* WORK INSTRUCTIONS *
Print every record below exactly as written.

* SUPPLIED DATA *
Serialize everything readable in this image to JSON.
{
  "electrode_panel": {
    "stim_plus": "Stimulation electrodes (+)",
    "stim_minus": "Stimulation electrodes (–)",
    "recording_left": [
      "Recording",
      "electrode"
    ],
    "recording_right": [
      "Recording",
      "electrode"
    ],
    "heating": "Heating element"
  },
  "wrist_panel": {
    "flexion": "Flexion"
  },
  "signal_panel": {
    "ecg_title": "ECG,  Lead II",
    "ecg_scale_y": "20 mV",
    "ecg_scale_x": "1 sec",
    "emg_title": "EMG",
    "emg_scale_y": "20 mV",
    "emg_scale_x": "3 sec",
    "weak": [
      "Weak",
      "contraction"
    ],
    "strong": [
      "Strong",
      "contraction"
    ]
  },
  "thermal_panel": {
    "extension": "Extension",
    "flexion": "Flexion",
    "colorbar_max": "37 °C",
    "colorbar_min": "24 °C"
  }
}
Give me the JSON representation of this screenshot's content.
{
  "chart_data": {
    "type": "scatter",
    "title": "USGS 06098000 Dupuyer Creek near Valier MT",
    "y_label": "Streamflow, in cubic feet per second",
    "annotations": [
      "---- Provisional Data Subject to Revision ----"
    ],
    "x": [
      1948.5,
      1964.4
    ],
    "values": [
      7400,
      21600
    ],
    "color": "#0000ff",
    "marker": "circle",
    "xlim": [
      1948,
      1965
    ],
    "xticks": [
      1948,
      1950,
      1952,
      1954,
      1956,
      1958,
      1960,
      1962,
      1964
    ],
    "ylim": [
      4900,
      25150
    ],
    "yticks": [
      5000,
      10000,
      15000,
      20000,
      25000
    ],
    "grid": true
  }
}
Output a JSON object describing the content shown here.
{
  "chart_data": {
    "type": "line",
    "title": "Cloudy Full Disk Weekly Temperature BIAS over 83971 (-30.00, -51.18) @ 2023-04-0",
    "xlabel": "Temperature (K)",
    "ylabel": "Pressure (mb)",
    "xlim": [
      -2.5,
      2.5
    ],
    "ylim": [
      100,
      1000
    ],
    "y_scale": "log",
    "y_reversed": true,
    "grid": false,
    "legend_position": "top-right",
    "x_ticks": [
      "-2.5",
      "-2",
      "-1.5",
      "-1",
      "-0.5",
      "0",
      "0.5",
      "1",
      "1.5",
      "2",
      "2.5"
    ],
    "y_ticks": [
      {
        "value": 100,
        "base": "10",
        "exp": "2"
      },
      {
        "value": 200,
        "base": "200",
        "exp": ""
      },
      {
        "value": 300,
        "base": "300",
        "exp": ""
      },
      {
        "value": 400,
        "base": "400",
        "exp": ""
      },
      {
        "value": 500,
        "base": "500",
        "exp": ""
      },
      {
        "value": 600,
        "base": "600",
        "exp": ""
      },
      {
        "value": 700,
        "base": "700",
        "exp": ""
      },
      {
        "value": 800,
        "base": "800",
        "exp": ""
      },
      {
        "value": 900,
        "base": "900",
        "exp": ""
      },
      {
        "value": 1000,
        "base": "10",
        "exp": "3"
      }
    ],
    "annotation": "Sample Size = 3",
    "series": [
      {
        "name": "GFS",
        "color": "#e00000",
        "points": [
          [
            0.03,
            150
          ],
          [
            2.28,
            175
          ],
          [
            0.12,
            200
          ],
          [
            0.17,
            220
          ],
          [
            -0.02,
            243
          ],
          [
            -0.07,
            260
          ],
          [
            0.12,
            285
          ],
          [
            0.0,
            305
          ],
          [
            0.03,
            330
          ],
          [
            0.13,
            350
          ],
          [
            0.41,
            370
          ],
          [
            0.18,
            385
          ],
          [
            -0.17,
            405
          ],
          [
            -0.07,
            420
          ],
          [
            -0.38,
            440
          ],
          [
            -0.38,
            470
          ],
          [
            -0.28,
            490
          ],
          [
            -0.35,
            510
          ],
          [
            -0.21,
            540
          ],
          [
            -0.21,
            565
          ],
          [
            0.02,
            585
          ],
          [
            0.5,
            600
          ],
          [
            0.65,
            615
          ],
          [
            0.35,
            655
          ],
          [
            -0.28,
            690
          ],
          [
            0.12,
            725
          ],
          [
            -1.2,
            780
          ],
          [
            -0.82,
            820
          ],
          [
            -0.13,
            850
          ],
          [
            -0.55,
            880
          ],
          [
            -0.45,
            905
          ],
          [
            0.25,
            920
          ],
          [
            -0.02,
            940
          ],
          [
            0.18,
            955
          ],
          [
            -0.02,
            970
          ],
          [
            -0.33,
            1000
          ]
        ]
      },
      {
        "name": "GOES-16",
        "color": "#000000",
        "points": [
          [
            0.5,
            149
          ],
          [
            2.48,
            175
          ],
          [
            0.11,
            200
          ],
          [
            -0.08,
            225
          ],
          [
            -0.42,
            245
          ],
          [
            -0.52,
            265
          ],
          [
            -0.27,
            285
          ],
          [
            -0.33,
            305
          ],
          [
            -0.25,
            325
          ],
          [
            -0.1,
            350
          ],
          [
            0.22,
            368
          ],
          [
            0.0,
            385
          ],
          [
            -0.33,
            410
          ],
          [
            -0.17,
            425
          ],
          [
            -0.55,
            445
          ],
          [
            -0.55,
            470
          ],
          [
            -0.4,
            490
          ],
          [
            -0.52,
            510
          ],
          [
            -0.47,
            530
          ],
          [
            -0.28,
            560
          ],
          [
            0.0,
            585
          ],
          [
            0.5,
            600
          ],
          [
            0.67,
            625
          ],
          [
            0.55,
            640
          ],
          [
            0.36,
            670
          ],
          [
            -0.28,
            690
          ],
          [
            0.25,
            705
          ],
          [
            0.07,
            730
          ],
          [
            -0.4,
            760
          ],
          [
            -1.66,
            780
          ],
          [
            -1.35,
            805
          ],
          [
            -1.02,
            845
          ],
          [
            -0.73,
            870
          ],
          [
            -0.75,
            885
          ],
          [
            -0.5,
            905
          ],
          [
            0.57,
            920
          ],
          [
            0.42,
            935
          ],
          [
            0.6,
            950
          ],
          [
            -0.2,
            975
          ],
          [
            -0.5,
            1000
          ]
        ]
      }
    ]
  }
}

* THE OUTPUT *
Serialize everything readable in this image to JSON.
{
  "electrode_panel": {
    "stim_plus": "Stimulation electrodes (+)",
    "stim_minus": "Stimulation electrodes (–)",
    "recording_left": [
      "Recording",
      "electrode"
    ],
    "recording_right": [
      "Recording",
      "electrode"
    ],
    "heating": "Heating element"
  },
  "wrist_panel": {
    "flexion": "Flexion"
  },
  "signal_panel": {
    "ecg_title": "ECG,  Lead II",
    "ecg_scale_y": "20 mV",
    "ecg_scale_x": "1 sec",
    "emg_title": "EMG",
    "emg_scale_y": "20 mV",
    "emg_scale_x": "3 sec",
    "weak": [
      "Weak",
      "contraction"
    ],
    "strong": [
      "Strong",
      "contraction"
    ]
  },
  "thermal_panel": {
    "extension": "Extension",
    "flexion": "Flexion",
    "colorbar_max": "37 °C",
    "colorbar_min": "24 °C"
  }
}
Give me the JSON representation of this screenshot's content.
{
  "chart_data": {
    "type": "scatter",
    "title": "USGS 06098000 Dupuyer Creek near Valier MT",
    "y_label": "Streamflow, in cubic feet per second",
    "annotations": [
      "---- Provisional Data Subject to Revision ----"
    ],
    "x": [
      1948.5,
      1964.4
    ],
    "values": [
      7400,
      21600
    ],
    "color": "#0000ff",
    "marker": "circle",
    "xlim": [
      1948,
      1965
    ],
    "xticks": [
      1948,
      1950,
      1952,
      1954,
      1956,
      1958,
      1960,
      1962,
      1964
    ],
    "ylim": [
      4900,
      25150
    ],
    "yticks": [
      5000,
      10000,
      15000,
      20000,
      25000
    ],
    "grid": true
  }
}
Output a JSON object describing the content shown here.
{
  "chart_data": {
    "type": "line",
    "title": "Cloudy Full Disk Weekly Temperature BIAS over 83971 (-30.00, -51.18) @ 2023-04-0",
    "xlabel": "Temperature (K)",
    "ylabel": "Pressure (mb)",
    "xlim": [
      -2.5,
      2.5
    ],
    "ylim": [
      100,
      1000
    ],
    "y_scale": "log",
    "y_reversed": true,
    "grid": false,
    "legend_position": "top-right",
    "x_ticks": [
      "-2.5",
      "-2",
      "-1.5",
      "-1",
      "-0.5",
      "0",
      "0.5",
      "1",
      "1.5",
      "2",
      "2.5"
    ],
    "y_ticks": [
      {
        "value": 100,
        "base": "10",
        "exp": "2"
      },
      {
        "value": 200,
        "base": "200",
        "exp": ""
      },
      {
        "value": 300,
        "base": "300",
        "exp": ""
      },
      {
        "value": 400,
        "base": "400",
        "exp": ""
      },
      {
        "value": 500,
        "base": "500",
        "exp": ""
      },
      {
        "value": 600,
        "base": "600",
        "exp": ""
      },
      {
        "value": 700,
        "base": "700",
        "exp": ""
      },
      {
        "value": 800,
        "base": "800",
        "exp": ""
      },
      {
        "value": 900,
        "base": "900",
        "exp": ""
      },
      {
        "value": 1000,
        "base": "10",
        "exp": "3"
      }
    ],
    "annotation": "Sample Size = 3",
    "series": [
      {
        "name": "GFS",
        "color": "#e00000",
        "points": [
          [
            0.03,
            150
          ],
          [
            2.28,
            175
          ],
          [
            0.12,
            200
          ],
          [
            0.17,
            220
          ],
          [
            -0.02,
            243
          ],
          [
            -0.07,
            260
          ],
          [
            0.12,
            285
          ],
          [
            0.0,
            305
          ],
          [
            0.03,
            330
          ],
          [
            0.13,
            350
          ],
          [
            0.41,
            370
          ],
          [
            0.18,
            385
          ],
          [
            -0.17,
            405
          ],
          [
            -0.07,
            420
          ],
          [
            -0.38,
            440
          ],
          [
            -0.38,
            470
          ],
          [
            -0.28,
            490
          ],
          [
            -0.35,
            510
          ],
          [
            -0.21,
            540
          ],
          [
            -0.21,
            565
          ],
          [
            0.02,
            585
          ],
          [
            0.5,
            600
          ],
          [
            0.65,
            615
          ],
          [
            0.35,
            655
          ],
          [
            -0.28,
            690
          ],
          [
            0.12,
            725
          ],
          [
            -1.2,
            780
          ],
          [
            -0.82,
            820
          ],
          [
            -0.13,
            850
          ],
          [
            -0.55,
            880
          ],
          [
            -0.45,
            905
          ],
          [
            0.25,
            920
          ],
          [
            -0.02,
            940
          ],
          [
            0.18,
            955
          ],
          [
            -0.02,
            970
          ],
          [
            -0.33,
            1000
          ]
        ]
      },
      {
        "name": "GOES-16",
        "color": "#000000",
        "points": [
          [
            0.5,
            149
          ],
          [
            2.48,
            175
          ],
          [
            0.11,
            200
          ],
          [
            -0.08,
            225
          ],
          [
            -0.42,
            245
          ],
          [
            -0.52,
            265
          ],
          [
            -0.27,
            285
          ],
          [
            -0.33,
            305
          ],
          [
            -0.25,
            325
          ],
          [
            -0.1,
            350
          ],
          [
            0.22,
            368
          ],
          [
            0.0,
            385
          ],
          [
            -0.33,
            410
          ],
          [
            -0.17,
            425
          ],
          [
            -0.55,
            445
          ],
          [
            -0.55,
            470
          ],
          [
            -0.4,
            490
          ],
          [
            -0.52,
            510
          ],
          [
            -0.47,
            530
          ],
          [
            -0.28,
            560
          ],
          [
            0.0,
            585
          ],
          [
            0.5,
            600
          ],
          [
            0.67,
            625
          ],
          [
            0.55,
            640
          ],
          [
            0.36,
            670
          ],
          [
            -0.28,
            690
          ],
          [
            0.25,
            705
          ],
          [
            0.07,
            730
          ],
          [
            -0.4,
            760
          ],
          [
            -1.66,
            780
          ],
          [
            -1.35,
            805
          ],
          [
            -1.02,
            845
          ],
          [
            -0.73,
            870
          ],
          [
            -0.75,
            885
          ],
          [
            -0.5,
            905
          ],
          [
            0.57,
            920
          ],
          [
            0.42,
            935
          ],
          [
            0.6,
            950
          ],
          [
            -0.2,
            975
          ],
          [
            -0.5,
            1000
          ]
        ]
      }
    ]
  }
}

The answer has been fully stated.